• [RECORDS TO USE]:

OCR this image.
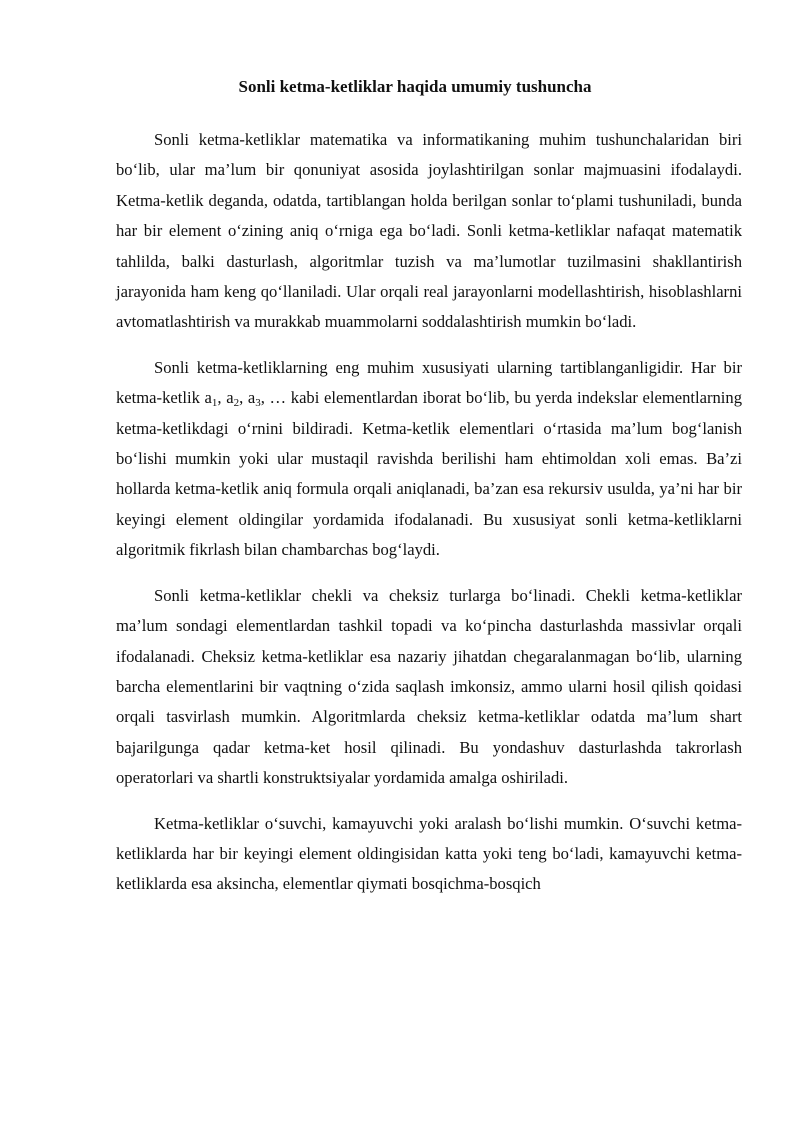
Sonli ketma-ketliklar haqida umumiy tushuncha

Sonli ketma-ketliklar matematika va informatikaning muhim tushunchalaridan biri bo‘lib, ular ma’lum bir qonuniyat asosida joylashtirilgan sonlar majmuasini ifodalaydi. Ketma-ketlik deganda, odatda, tartiblangan holda berilgan sonlar to‘plami tushuniladi, bunda har bir element o‘zining aniq o‘rniga ega bo‘ladi. Sonli ketma-ketliklar nafaqat matematik tahlilda, balki dasturlash, algoritmlar tuzish va ma’lumotlar tuzilmasini shakllantirish jarayonida ham keng qo‘llaniladi. Ular orqali real jarayonlarni modellashtirish, hisoblashlarni avtomatlashtirish va murakkab muammolarni soddalashtirish mumkin bo‘ladi.

Sonli ketma-ketliklarning eng muhim xususiyati ularning tartiblanganligidir. Har bir ketma-ketlik $a_1$, $a_2$, $a_3$, … kabi elementlardan iborat bo‘lib, bu yerda indekslar elementlarning ketma-ketlikdagi o‘rnini bildiradi. Ketma-ketlik elementlari o‘rtasida ma’lum bog‘lanish bo‘lishi mumkin yoki ular mustaqil ravishda berilishi ham ehtimoldan xoli emas. Ba’zi hollarda ketma-ketlik aniq formula orqali aniqlanadi, ba’zan esa rekursiv usulda, ya’ni har bir keyingi element oldingilar yordamida ifodalanadi. Bu xususiyat sonli ketma-ketliklarni algoritmik fikrlash bilan chambarchas bog‘laydi.

Sonli ketma-ketliklar chekli va cheksiz turlarga bo‘linadi. Chekli ketma-ketliklar ma’lum sondagi elementlardan tashkil topadi va ko‘pincha dasturlashda massivlar orqali ifodalanadi. Cheksiz ketma-ketliklar esa nazariy jihatdan chegaralanmagan bo‘lib, ularning barcha elementlarini bir vaqtning o‘zida saqlash imkonsiz, ammo ularni hosil qilish qoidasi orqali tasvirlash mumkin. Algoritmlarda cheksiz ketma-ketliklar odatda ma’lum shart bajarilgunga qadar ketma-ket hosil qilinadi. Bu yondashuv dasturlashda takrorlash operatorlari va shartli konstruktsiyalar yordamida amalga oshiriladi.

Ketma-ketliklar o‘suvchi, kamayuvchi yoki aralash bo‘lishi mumkin. O‘suvchi ketma-ketliklarda har bir keyingi element oldingisidan katta yoki teng bo‘ladi, kamayuvchi ketma-ketliklarda esa aksincha, elementlar qiymati bosqichma-bosqich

• [EXERCISE DIRECTIONS]: Copy all lines from the entries that contain the word "yordamida".

• [TASK ANSWER]:
Sonli ketma-ketliklarning eng muhim xususiyati ularning tartiblanganligidir. Har bir ketma-ketlik $a_1$, $a_2$, $a_3$, … kabi elementlardan iborat bo‘lib, bu yerda indekslar elementlarning ketma-ketlikdagi o‘rnini bildiradi. Ketma-ketlik elementlari o‘rtasida ma’lum bog‘lanish bo‘lishi mumkin yoki ular mustaqil ravishda berilishi ham ehtimoldan xoli emas. Ba’zi hollarda ketma-ketlik aniq formula orqali aniqlanadi, ba’zan esa rekursiv usulda, ya’ni har bir keyingi element oldingilar yordamida ifodalanadi. Bu xususiyat sonli ketma-ketliklarni algoritmik fikrlash bilan chambarchas bog‘laydi.
Sonli ketma-ketliklar chekli va cheksiz turlarga bo‘linadi. Chekli ketma-ketliklar ma’lum sondagi elementlardan tashkil topadi va ko‘pincha dasturlashda massivlar orqali ifodalanadi. Cheksiz ketma-ketliklar esa nazariy jihatdan chegaralanmagan bo‘lib, ularning barcha elementlarini bir vaqtning o‘zida saqlash imkonsiz, ammo ularni hosil qilish qoidasi orqali tasvirlash mumkin. Algoritmlarda cheksiz ketma-ketliklar odatda ma’lum shart bajarilgunga qadar ketma-ket hosil qilinadi. Bu yondashuv dasturlashda takrorlash operatorlari va shartli konstruktsiyalar yordamida amalga oshiriladi.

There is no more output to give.